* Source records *
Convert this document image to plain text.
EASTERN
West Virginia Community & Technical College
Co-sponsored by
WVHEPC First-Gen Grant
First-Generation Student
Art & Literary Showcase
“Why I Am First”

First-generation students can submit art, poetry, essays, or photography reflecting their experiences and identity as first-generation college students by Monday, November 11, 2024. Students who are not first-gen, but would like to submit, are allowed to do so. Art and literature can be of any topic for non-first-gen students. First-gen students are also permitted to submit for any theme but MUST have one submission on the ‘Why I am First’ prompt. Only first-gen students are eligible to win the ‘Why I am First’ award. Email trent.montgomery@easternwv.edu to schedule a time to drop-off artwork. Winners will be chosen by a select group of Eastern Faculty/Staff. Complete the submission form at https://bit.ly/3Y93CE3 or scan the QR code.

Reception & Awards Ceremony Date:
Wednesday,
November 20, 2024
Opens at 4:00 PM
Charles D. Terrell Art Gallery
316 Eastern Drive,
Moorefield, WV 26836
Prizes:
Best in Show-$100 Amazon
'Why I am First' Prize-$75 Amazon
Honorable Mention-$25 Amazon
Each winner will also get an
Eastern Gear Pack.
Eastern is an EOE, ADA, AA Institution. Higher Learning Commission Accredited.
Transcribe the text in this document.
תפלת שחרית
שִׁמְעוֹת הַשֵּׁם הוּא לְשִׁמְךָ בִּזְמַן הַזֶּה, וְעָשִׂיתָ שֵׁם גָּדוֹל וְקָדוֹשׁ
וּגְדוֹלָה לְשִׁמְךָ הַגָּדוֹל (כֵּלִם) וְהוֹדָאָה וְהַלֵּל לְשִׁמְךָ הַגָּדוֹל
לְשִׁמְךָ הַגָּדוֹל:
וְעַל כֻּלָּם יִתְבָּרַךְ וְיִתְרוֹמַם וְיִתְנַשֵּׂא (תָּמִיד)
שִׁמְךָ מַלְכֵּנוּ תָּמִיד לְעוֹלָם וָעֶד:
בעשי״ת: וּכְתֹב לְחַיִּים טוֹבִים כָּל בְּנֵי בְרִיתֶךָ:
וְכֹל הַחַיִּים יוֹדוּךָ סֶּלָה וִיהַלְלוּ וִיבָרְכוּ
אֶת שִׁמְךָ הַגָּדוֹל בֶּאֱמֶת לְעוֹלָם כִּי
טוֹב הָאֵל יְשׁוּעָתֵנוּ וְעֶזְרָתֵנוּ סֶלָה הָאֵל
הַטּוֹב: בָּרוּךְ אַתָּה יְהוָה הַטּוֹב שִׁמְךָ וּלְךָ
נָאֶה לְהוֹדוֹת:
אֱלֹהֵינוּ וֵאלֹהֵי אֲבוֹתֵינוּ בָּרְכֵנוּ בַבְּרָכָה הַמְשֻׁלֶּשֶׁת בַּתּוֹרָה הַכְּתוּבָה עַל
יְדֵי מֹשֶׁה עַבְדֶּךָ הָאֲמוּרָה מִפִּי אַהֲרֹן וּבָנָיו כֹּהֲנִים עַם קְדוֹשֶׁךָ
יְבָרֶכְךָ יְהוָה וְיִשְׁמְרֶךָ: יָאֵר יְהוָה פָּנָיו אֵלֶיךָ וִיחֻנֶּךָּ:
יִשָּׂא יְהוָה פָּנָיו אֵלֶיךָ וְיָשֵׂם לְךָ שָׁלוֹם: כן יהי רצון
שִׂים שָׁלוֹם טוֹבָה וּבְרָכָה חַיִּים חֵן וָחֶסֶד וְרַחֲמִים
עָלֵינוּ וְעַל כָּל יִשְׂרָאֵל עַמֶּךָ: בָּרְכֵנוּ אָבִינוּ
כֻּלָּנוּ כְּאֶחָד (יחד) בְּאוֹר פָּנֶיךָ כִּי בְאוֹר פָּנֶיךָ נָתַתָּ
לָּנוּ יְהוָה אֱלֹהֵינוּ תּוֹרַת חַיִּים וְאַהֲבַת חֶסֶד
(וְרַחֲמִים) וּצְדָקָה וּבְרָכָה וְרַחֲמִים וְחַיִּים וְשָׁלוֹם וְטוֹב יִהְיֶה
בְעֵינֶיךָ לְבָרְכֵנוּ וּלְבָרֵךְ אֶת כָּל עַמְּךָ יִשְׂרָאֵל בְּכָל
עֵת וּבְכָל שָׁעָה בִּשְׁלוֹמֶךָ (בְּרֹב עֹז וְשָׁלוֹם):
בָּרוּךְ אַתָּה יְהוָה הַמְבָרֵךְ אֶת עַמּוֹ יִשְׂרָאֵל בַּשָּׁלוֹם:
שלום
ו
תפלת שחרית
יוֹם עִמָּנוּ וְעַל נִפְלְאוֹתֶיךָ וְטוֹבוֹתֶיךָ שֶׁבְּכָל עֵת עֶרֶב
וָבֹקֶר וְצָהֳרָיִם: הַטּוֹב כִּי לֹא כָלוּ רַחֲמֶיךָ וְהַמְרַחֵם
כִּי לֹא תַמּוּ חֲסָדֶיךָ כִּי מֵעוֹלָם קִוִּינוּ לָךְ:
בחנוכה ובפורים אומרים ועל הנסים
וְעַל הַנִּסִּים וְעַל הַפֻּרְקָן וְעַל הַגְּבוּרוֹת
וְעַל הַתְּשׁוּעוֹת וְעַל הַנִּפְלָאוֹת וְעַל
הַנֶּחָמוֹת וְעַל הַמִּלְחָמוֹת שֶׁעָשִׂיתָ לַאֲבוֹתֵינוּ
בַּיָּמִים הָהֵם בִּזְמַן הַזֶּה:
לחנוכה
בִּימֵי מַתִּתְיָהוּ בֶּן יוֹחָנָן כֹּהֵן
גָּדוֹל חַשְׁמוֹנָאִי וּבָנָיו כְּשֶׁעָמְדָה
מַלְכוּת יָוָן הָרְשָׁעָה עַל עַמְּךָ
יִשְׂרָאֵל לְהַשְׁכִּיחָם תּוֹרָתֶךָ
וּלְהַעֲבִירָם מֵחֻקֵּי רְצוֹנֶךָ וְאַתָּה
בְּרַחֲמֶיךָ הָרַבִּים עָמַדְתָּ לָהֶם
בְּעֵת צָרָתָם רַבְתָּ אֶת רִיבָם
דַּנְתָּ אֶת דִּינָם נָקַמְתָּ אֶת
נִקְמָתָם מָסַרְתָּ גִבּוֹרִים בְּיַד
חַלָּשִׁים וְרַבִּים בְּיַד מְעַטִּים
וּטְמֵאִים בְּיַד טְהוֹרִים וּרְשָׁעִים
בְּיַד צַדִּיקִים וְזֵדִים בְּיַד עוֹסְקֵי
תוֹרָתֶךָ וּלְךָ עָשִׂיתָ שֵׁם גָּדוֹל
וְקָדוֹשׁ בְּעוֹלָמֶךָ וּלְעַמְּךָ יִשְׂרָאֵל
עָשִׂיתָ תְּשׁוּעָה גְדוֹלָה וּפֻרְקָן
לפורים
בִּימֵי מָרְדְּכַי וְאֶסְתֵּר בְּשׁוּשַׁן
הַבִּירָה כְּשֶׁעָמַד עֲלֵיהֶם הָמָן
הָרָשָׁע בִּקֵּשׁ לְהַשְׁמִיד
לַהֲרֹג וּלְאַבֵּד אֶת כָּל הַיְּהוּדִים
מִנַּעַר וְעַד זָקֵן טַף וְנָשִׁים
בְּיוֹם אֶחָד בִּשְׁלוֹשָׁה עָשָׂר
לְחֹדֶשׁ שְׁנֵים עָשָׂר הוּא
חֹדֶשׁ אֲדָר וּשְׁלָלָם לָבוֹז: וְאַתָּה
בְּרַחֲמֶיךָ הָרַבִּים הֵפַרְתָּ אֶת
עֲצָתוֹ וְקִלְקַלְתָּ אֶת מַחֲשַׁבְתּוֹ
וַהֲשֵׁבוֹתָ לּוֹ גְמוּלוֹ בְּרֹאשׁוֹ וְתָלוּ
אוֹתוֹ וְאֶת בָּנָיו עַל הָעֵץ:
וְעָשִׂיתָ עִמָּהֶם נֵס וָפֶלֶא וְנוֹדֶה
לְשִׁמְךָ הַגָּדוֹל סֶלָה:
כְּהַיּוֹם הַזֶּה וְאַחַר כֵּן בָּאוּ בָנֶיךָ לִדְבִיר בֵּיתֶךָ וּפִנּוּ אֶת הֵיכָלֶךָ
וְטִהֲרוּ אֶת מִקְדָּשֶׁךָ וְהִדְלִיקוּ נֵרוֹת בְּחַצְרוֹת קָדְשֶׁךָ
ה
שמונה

* Task statement *
From the data above, copy each line that has the string "First".

* Completed task *
WVHEPC First-Gen Grant
First-Generation Student
“Why I Am First”
First-generation students can submit art, poetry, essays, or photography reflecting their experiences and identity as first-generation college students by Monday, November 11, 2024. Students who are not first-gen, but would like to submit, are allowed to do so. Art and literature can be of any topic for non-first-gen students. First-gen students are also permitted to submit for any theme but MUST have one submission on the ‘Why I am First’ prompt. Only first-gen students are eligible to win the ‘Why I am First’ award. Email trent.montgomery@easternwv.edu to schedule a time to drop-off artwork. Winners will be chosen by a select group of Eastern Faculty/Staff. Complete the submission form at https://bit.ly/3Y93CE3 or scan the QR code.
'Why I am First' Prize-$75 Amazon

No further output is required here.